(Records from a collection)

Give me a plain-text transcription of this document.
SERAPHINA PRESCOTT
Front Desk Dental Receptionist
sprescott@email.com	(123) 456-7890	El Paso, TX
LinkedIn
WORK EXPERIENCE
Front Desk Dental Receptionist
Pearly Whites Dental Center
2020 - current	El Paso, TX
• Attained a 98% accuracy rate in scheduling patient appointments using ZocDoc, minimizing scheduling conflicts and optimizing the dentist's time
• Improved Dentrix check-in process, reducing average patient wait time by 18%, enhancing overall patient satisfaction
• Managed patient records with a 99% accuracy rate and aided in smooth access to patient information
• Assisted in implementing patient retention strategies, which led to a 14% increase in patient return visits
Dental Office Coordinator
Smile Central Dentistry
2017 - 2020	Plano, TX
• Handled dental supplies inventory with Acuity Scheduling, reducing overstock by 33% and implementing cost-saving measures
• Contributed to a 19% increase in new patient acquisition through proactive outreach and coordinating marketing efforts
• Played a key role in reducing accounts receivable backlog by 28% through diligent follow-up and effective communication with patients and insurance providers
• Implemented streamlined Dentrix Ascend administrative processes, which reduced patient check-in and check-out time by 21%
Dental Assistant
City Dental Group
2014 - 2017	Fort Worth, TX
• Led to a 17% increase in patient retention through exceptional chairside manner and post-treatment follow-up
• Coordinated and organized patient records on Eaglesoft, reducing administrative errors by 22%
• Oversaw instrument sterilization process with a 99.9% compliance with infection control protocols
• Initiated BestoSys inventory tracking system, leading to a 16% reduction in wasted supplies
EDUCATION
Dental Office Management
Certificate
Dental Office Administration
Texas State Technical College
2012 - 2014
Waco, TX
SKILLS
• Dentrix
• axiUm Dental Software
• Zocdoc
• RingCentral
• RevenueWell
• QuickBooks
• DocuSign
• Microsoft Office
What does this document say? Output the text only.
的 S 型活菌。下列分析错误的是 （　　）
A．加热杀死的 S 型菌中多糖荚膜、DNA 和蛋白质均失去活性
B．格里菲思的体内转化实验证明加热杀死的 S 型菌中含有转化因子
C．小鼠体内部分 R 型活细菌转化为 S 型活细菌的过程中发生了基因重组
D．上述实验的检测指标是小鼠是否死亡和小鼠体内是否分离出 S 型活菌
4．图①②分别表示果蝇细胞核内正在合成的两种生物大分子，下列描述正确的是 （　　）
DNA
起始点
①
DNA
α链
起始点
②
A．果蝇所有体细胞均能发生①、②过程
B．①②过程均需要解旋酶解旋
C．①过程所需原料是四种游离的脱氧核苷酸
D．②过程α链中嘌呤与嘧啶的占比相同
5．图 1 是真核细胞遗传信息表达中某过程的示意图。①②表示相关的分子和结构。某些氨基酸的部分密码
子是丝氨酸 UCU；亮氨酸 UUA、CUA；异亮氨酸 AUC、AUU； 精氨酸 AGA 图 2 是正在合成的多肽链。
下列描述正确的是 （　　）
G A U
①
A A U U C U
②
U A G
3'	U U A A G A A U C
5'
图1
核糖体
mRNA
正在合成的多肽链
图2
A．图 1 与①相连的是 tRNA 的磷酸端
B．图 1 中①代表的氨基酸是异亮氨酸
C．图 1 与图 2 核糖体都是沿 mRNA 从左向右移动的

EXERCISE AIM: Find the word "inventory" in the entries above and gather every line that holds it.

TASK ANSWER:
• Handled dental supplies inventory with Acuity Scheduling, reducing overstock by 33% and implementing cost-saving measures
• Initiated BestoSys inventory tracking system, leading to a 16% reduction in wasted supplies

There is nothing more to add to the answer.